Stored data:
--- BEGIN ---
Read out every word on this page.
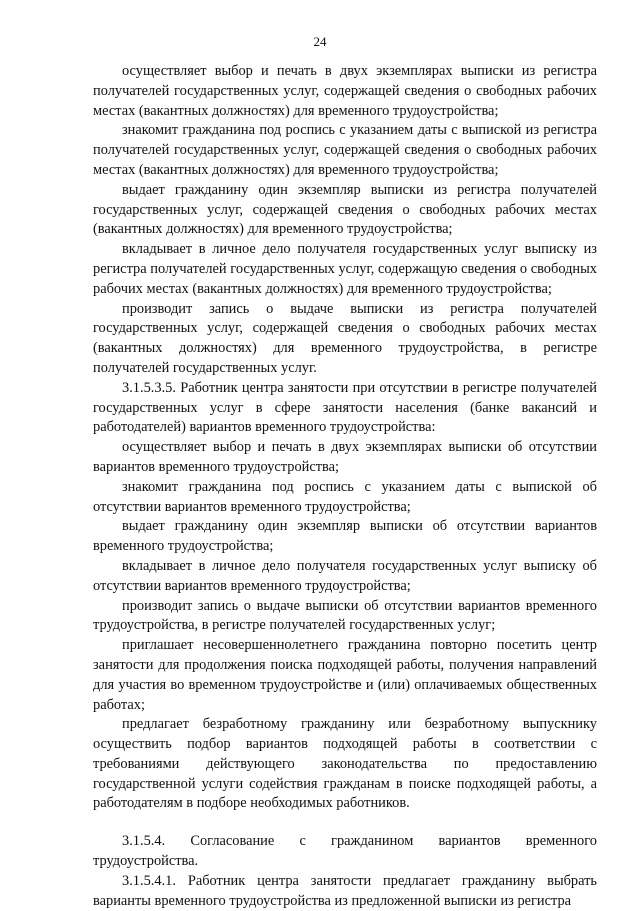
24

осуществляет выбор и печать в двух экземплярах выписки из регистра получателей государственных услуг, содержащей сведения о свободных рабочих местах (вакантных должностях) для временного трудоустройства;

знакомит гражданина под роспись с указанием даты с выпиской из регистра получателей государственных услуг, содержащей сведения о свободных рабочих местах (вакантных должностях) для временного трудоустройства;

выдает гражданину один экземпляр выписки из регистра получателей государственных услуг, содержащей сведения о свободных рабочих местах (вакантных должностях) для временного трудоустройства;

вкладывает в личное дело получателя государственных услуг выписку из регистра получателей государственных услуг, содержащую сведения о свободных рабочих местах (вакантных должностях) для временного трудоустройства;

производит запись о выдаче выписки из регистра получателей государственных услуг, содержащей сведения о свободных рабочих местах (вакантных должностях) для временного трудоустройства, в регистре получателей государственных услуг.

3.1.5.3.5. Работник центра занятости при отсутствии в регистре получателей государственных услуг в сфере занятости населения (банке вакансий и работодателей) вариантов временного трудоустройства:

осуществляет выбор и печать в двух экземплярах выписки об отсутствии вариантов временного трудоустройства;

знакомит гражданина под роспись с указанием даты с выпиской об отсутствии вариантов временного трудоустройства;

выдает гражданину один экземпляр выписки об отсутствии вариантов временного трудоустройства;

вкладывает в личное дело получателя государственных услуг выписку об отсутствии вариантов временного трудоустройства;

производит запись о выдаче выписки об отсутствии вариантов временного трудоустройства, в регистре получателей государственных услуг;

приглашает несовершеннолетнего гражданина повторно посетить центр занятости для продолжения поиска подходящей работы, получения направлений для участия во временном трудоустройстве и (или) оплачиваемых общественных работах;

предлагает безработному гражданину или безработному выпускнику осуществить подбор вариантов подходящей работы в соответствии с требованиями действующего законодательства по предоставлению государственной услуги содействия гражданам в поиске подходящей работы, а работодателям в подборе необходимых работников.

3.1.5.4. Согласование с гражданином вариантов временного трудоустройства.

3.1.5.4.1. Работник центра занятости предлагает гражданину выбрать варианты временного трудоустройства из предложенной выписки из регистра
--- END ---
To do: Copy every line of the listing where the word "запись" appears.

Full solution:
производит запись о выдаче выписки из регистра получателей государственных услуг, содержащей сведения о свободных рабочих местах (вакантных должностях) для временного трудоустройства, в регистре получателей государственных услуг.
производит запись о выдаче выписки об отсутствии вариантов временного трудоустройства, в регистре получателей государственных услуг;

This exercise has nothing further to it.